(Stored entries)
↓↓↓
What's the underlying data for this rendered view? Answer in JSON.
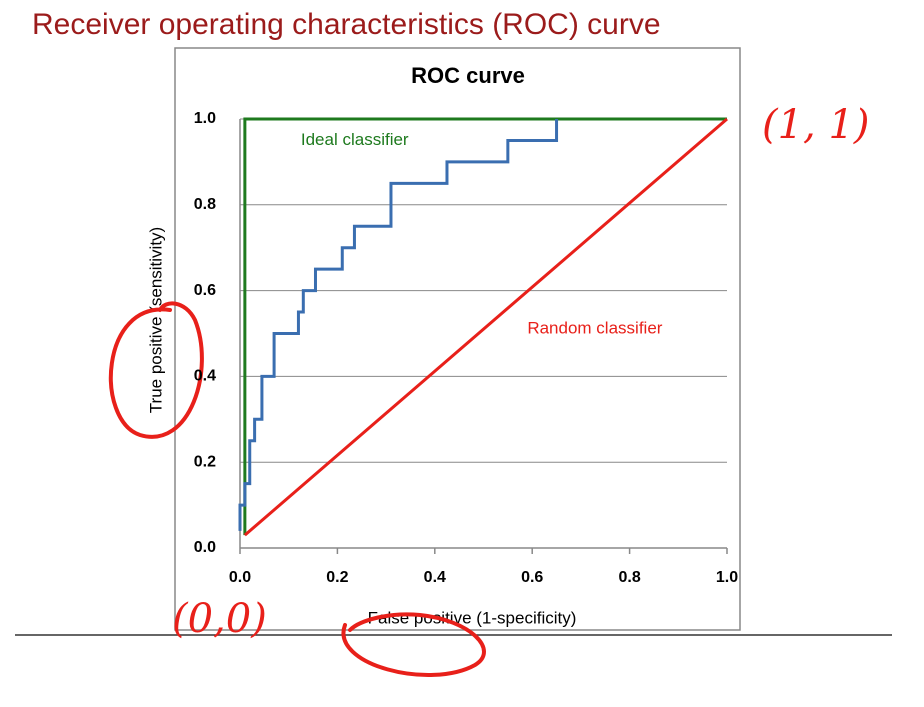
{
  "slide_title": "Receiver operating characteristics (ROC) curve",
  "annotations": [
    "(1, 1)",
    "(0,0)"
  ],
  "chart_data": {
    "type": "line",
    "title": "ROC curve",
    "x_label": "False positive (1-specificity)",
    "y_label": "True positive (sensitivity)",
    "xlim": [
      0,
      1
    ],
    "ylim": [
      0,
      1
    ],
    "xticks": [
      {
        "value": 0,
        "label": "0.0"
      },
      0.2,
      0.4,
      0.6,
      0.8,
      {
        "value": 1,
        "label": "1.0"
      }
    ],
    "yticks": [
      {
        "value": 0,
        "label": "0.0"
      },
      0.2,
      0.4,
      0.6,
      0.8,
      {
        "value": 1,
        "label": "1.0"
      }
    ],
    "grid": true,
    "series": [
      {
        "name": "Ideal classifier",
        "color": "#1e7a1e",
        "x": [
          0.01,
          0.01,
          1.0
        ],
        "values": [
          0.03,
          1.0,
          1.0
        ]
      },
      {
        "name": "Random classifier",
        "color": "#e8201a",
        "x": [
          0.01,
          1.0
        ],
        "values": [
          0.03,
          1.0
        ]
      },
      {
        "color": "#3a6eb0",
        "x": [
          0,
          0,
          0.01,
          0.01,
          0.02,
          0.02,
          0.03,
          0.03,
          0.045,
          0.045,
          0.07,
          0.07,
          0.12,
          0.12,
          0.13,
          0.13,
          0.155,
          0.155,
          0.21,
          0.21,
          0.235,
          0.235,
          0.31,
          0.31,
          0.425,
          0.425,
          0.55,
          0.55,
          0.65,
          0.65
        ],
        "values": [
          0.04,
          0.1,
          0.1,
          0.15,
          0.15,
          0.25,
          0.25,
          0.3,
          0.3,
          0.4,
          0.4,
          0.5,
          0.5,
          0.55,
          0.55,
          0.6,
          0.6,
          0.65,
          0.65,
          0.7,
          0.7,
          0.75,
          0.75,
          0.85,
          0.85,
          0.9,
          0.9,
          0.95,
          0.95,
          1.0
        ]
      }
    ]
  }
}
↑↑↑
Objective: Restate the data above word for word. Skip every picture.

Reply:
What's the underlying data for this rendered view? Answer in JSON.
{
  "slide_title": "Receiver operating characteristics (ROC) curve",
  "annotations": [
    "(1, 1)",
    "(0,0)"
  ],
  "chart_data": {
    "type": "line",
    "title": "ROC curve",
    "x_label": "False positive (1-specificity)",
    "y_label": "True positive (sensitivity)",
    "xlim": [
      0,
      1
    ],
    "ylim": [
      0,
      1
    ],
    "xticks": [
      {
        "value": 0,
        "label": "0.0"
      },
      0.2,
      0.4,
      0.6,
      0.8,
      {
        "value": 1,
        "label": "1.0"
      }
    ],
    "yticks": [
      {
        "value": 0,
        "label": "0.0"
      },
      0.2,
      0.4,
      0.6,
      0.8,
      {
        "value": 1,
        "label": "1.0"
      }
    ],
    "grid": true,
    "series": [
      {
        "name": "Ideal classifier",
        "color": "#1e7a1e",
        "x": [
          0.01,
          0.01,
          1.0
        ],
        "values": [
          0.03,
          1.0,
          1.0
        ]
      },
      {
        "name": "Random classifier",
        "color": "#e8201a",
        "x": [
          0.01,
          1.0
        ],
        "values": [
          0.03,
          1.0
        ]
      },
      {
        "color": "#3a6eb0",
        "x": [
          0,
          0,
          0.01,
          0.01,
          0.02,
          0.02,
          0.03,
          0.03,
          0.045,
          0.045,
          0.07,
          0.07,
          0.12,
          0.12,
          0.13,
          0.13,
          0.155,
          0.155,
          0.21,
          0.21,
          0.235,
          0.235,
          0.31,
          0.31,
          0.425,
          0.425,
          0.55,
          0.55,
          0.65,
          0.65
        ],
        "values": [
          0.04,
          0.1,
          0.1,
          0.15,
          0.15,
          0.25,
          0.25,
          0.3,
          0.3,
          0.4,
          0.4,
          0.5,
          0.5,
          0.55,
          0.55,
          0.6,
          0.6,
          0.65,
          0.65,
          0.7,
          0.7,
          0.75,
          0.75,
          0.85,
          0.85,
          0.9,
          0.9,
          0.95,
          0.95,
          1.0
        ]
      }
    ]
  }
}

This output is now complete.